### EXERCISE INSTRUCTIONS
Pull out each line of the data that includes the word "Обеспечение".
# # # # # # #
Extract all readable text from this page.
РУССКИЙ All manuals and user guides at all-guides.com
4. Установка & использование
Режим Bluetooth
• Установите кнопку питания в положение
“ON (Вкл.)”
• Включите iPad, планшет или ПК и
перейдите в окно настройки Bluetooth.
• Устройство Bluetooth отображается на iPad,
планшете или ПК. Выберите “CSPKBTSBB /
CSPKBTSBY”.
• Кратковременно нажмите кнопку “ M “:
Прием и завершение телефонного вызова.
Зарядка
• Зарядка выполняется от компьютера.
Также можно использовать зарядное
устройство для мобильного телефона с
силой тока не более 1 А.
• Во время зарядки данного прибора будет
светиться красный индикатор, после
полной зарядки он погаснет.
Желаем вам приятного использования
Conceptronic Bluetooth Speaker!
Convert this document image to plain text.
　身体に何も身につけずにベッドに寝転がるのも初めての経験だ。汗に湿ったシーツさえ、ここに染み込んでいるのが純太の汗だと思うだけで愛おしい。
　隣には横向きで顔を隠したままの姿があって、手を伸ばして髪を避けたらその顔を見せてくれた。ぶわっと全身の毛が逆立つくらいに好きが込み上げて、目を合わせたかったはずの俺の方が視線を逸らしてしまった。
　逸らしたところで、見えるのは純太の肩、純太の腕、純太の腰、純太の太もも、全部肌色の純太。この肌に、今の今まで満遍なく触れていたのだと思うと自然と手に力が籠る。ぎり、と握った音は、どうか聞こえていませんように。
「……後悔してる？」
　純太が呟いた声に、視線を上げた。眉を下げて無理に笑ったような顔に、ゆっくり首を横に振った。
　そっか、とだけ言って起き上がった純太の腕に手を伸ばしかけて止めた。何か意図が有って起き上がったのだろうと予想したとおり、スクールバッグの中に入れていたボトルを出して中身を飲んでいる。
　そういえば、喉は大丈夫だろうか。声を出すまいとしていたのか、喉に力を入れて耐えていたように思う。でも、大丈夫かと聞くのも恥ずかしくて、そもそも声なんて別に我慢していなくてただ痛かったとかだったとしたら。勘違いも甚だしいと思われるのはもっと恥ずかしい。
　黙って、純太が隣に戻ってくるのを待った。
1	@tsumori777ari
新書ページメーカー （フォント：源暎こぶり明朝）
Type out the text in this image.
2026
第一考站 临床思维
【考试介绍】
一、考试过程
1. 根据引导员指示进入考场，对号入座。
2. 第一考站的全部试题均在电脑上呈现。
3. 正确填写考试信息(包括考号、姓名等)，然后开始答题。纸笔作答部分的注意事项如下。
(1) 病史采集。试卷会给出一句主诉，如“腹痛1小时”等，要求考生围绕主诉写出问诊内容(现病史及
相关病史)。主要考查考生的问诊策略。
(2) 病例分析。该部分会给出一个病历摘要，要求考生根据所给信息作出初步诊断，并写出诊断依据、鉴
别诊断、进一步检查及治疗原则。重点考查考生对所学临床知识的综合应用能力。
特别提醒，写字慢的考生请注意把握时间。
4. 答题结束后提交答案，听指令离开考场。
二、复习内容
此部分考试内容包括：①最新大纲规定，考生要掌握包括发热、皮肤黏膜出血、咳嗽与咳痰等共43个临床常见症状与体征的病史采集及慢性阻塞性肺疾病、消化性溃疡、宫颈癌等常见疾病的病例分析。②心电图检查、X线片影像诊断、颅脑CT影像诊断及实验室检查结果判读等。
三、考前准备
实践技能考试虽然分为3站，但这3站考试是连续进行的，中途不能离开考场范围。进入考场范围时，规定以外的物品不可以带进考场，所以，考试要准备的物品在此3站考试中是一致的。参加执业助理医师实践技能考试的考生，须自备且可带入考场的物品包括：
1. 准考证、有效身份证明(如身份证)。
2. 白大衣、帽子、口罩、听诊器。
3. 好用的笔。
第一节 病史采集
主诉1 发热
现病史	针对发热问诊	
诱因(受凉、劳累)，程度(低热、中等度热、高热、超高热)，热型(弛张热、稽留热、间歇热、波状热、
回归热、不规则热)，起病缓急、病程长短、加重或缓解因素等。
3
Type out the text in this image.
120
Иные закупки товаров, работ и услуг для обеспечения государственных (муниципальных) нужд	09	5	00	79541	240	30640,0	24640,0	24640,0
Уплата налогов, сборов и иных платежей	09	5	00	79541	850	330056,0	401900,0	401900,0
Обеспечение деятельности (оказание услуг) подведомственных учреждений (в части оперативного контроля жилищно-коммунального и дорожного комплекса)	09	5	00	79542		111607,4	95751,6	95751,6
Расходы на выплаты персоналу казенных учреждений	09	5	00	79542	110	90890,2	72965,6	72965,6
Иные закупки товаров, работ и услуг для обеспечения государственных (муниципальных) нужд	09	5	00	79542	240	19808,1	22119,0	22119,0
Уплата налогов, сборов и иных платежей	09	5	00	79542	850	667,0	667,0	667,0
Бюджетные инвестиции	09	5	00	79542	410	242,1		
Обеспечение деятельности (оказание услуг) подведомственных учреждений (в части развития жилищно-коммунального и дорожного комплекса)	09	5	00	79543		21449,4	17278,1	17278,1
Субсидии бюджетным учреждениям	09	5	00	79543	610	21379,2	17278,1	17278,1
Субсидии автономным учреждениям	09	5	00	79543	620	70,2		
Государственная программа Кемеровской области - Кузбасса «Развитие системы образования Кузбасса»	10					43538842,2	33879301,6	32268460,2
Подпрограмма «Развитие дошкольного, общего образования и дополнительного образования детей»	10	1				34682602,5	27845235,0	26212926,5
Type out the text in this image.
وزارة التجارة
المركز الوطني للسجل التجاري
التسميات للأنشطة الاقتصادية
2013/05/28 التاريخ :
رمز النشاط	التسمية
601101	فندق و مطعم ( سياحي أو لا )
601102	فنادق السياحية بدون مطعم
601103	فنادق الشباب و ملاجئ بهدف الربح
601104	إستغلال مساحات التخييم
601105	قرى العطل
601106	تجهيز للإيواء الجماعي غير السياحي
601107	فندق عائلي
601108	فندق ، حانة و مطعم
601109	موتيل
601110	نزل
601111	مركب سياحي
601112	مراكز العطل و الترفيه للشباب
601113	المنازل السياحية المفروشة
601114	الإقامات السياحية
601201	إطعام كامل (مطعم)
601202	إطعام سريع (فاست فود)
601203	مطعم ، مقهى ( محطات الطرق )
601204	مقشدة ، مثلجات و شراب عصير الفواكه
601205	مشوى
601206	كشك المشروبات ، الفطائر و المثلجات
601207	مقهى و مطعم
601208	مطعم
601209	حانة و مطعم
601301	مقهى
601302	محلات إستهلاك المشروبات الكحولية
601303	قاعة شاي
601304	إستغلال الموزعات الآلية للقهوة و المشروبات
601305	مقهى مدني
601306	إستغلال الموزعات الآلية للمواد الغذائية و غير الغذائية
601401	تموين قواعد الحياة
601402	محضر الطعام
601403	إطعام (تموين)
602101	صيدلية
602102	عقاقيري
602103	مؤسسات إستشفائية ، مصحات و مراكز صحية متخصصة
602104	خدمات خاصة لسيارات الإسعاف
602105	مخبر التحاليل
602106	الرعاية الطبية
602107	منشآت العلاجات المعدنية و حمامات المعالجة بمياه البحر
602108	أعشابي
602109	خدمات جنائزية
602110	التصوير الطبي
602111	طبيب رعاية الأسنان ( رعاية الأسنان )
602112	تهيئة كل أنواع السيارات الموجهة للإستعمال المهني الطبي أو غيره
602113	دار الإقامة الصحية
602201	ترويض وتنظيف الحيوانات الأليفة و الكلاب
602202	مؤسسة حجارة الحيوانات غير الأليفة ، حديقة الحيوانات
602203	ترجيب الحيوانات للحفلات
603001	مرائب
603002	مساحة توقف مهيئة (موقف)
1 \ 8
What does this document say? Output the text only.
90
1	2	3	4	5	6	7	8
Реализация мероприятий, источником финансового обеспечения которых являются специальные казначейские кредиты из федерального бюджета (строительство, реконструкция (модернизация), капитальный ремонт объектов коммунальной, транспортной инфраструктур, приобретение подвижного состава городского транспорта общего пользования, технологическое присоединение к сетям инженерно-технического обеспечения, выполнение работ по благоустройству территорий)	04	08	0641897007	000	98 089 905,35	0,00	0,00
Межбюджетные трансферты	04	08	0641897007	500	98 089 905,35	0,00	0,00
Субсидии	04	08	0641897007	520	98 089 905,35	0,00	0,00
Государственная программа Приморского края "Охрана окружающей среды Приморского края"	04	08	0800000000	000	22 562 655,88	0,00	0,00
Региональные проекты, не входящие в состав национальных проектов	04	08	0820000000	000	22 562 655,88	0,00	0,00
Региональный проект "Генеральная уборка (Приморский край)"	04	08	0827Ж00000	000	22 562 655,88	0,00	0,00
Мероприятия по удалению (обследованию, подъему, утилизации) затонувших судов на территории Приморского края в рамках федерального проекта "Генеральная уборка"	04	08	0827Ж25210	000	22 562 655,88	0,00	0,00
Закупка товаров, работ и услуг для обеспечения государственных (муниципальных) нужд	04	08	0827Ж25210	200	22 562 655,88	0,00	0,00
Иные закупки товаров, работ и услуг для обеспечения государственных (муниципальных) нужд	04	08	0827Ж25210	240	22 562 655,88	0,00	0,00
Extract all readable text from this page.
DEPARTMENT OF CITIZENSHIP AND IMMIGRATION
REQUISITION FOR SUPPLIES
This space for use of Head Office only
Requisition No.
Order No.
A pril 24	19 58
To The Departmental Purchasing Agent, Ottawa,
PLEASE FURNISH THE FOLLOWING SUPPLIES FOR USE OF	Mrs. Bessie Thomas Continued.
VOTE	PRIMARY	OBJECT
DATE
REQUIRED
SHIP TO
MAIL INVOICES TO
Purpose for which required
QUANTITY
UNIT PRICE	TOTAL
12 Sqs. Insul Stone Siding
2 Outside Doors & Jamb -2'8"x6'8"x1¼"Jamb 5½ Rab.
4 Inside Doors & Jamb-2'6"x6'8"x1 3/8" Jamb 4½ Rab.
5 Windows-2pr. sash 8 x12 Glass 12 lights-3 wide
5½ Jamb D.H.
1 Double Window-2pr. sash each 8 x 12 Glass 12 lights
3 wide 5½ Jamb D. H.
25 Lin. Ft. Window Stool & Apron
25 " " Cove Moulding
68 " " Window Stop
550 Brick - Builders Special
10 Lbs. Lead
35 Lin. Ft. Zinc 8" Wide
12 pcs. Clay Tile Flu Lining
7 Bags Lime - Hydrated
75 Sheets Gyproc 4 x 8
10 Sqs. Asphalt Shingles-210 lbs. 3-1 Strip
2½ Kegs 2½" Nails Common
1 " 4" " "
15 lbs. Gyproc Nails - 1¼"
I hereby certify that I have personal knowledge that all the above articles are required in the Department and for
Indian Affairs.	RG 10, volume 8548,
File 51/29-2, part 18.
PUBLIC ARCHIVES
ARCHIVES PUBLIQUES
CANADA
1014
# # # # # # #
### COMPLETE RESPONSE
Обеспечение деятельности (оказание услуг) подведомственных учреждений (в части оперативного контроля жилищно-коммунального и дорожного комплекса)	09	5	00	79542		111607,4	95751,6	95751,6
Обеспечение деятельности (оказание услуг) подведомственных учреждений (в части развития жилищно-коммунального и дорожного комплекса)	09	5	00	79543		21449,4	17278,1	17278,1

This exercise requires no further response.